Each record must be reproduced exactly as it is shown.

[Begin Provided records]

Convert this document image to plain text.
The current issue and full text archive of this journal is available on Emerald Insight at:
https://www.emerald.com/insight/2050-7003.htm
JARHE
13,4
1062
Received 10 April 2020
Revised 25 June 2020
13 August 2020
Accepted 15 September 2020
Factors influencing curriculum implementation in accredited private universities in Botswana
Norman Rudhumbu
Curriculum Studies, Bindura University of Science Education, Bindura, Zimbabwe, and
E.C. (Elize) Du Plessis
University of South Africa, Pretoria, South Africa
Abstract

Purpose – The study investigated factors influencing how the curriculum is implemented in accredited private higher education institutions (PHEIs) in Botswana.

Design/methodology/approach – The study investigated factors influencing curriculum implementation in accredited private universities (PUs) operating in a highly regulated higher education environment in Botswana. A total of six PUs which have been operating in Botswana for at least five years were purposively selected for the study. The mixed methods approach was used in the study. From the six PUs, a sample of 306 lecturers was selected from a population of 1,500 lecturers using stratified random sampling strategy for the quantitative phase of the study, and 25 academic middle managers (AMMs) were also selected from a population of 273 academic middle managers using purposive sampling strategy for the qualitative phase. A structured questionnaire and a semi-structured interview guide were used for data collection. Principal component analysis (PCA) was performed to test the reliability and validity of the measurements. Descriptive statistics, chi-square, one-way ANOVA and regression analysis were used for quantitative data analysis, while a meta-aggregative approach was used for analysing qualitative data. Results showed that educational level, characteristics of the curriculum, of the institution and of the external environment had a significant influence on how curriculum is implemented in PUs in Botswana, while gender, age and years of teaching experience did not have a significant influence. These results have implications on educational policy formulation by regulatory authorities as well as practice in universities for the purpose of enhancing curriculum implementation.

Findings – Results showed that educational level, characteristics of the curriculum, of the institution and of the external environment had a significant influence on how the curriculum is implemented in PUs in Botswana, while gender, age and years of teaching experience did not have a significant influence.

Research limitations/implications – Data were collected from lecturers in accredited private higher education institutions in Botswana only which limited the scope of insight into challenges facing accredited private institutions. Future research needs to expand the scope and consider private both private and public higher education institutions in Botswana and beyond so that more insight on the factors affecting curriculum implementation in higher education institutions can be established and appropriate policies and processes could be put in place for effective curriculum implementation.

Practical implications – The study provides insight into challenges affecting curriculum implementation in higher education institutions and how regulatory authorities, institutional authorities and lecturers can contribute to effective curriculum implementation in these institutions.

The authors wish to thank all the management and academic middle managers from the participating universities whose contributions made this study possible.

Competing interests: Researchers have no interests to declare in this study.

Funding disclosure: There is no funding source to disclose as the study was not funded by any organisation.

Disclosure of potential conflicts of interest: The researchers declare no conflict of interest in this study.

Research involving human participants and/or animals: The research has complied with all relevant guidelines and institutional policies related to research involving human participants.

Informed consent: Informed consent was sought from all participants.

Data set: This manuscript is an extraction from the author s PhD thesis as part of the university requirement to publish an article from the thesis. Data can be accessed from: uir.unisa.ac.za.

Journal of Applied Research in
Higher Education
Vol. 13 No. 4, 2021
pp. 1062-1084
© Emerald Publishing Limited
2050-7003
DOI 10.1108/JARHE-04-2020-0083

[End Provided records]

## Reply to the task:
Convert this document image to plain text.
The current issue and full text archive of this journal is available on Emerald Insight at:
https://www.emerald.com/insight/2050-7003.htm
JARHE
13,4
1062
Received 10 April 2020
Revised 25 June 2020
13 August 2020
Accepted 15 September 2020
Factors influencing curriculum implementation in accredited private universities in Botswana
Norman Rudhumbu
Curriculum Studies, Bindura University of Science Education, Bindura, Zimbabwe, and
E.C. (Elize) Du Plessis
University of South Africa, Pretoria, South Africa
Abstract

Purpose – The study investigated factors influencing how the curriculum is implemented in accredited private higher education institutions (PHEIs) in Botswana.

Design/methodology/approach – The study investigated factors influencing curriculum implementation in accredited private universities (PUs) operating in a highly regulated higher education environment in Botswana. A total of six PUs which have been operating in Botswana for at least five years were purposively selected for the study. The mixed methods approach was used in the study. From the six PUs, a sample of 306 lecturers was selected from a population of 1,500 lecturers using stratified random sampling strategy for the quantitative phase of the study, and 25 academic middle managers (AMMs) were also selected from a population of 273 academic middle managers using purposive sampling strategy for the qualitative phase. A structured questionnaire and a semi-structured interview guide were used for data collection. Principal component analysis (PCA) was performed to test the reliability and validity of the measurements. Descriptive statistics, chi-square, one-way ANOVA and regression analysis were used for quantitative data analysis, while a meta-aggregative approach was used for analysing qualitative data. Results showed that educational level, characteristics of the curriculum, of the institution and of the external environment had a significant influence on how curriculum is implemented in PUs in Botswana, while gender, age and years of teaching experience did not have a significant influence. These results have implications on educational policy formulation by regulatory authorities as well as practice in universities for the purpose of enhancing curriculum implementation.

Findings – Results showed that educational level, characteristics of the curriculum, of the institution and of the external environment had a significant influence on how the curriculum is implemented in PUs in Botswana, while gender, age and years of teaching experience did not have a significant influence.

Research limitations/implications – Data were collected from lecturers in accredited private higher education institutions in Botswana only which limited the scope of insight into challenges facing accredited private institutions. Future research needs to expand the scope and consider private both private and public higher education institutions in Botswana and beyond so that more insight on the factors affecting curriculum implementation in higher education institutions can be established and appropriate policies and processes could be put in place for effective curriculum implementation.

Practical implications – The study provides insight into challenges affecting curriculum implementation in higher education institutions and how regulatory authorities, institutional authorities and lecturers can contribute to effective curriculum implementation in these institutions.

The authors wish to thank all the management and academic middle managers from the participating universities whose contributions made this study possible.

Competing interests: Researchers have no interests to declare in this study.

Funding disclosure: There is no funding source to disclose as the study was not funded by any organisation.

Disclosure of potential conflicts of interest: The researchers declare no conflict of interest in this study.

Research involving human participants and/or animals: The research has complied with all relevant guidelines and institutional policies related to research involving human participants.

Informed consent: Informed consent was sought from all participants.

Data set: This manuscript is an extraction from the author s PhD thesis as part of the university requirement to publish an article from the thesis. Data can be accessed from: uir.unisa.ac.za.

Journal of Applied Research in
Higher Education
Vol. 13 No. 4, 2021
pp. 1062-1084
© Emerald Publishing Limited
2050-7003
DOI 10.1108/JARHE-04-2020-0083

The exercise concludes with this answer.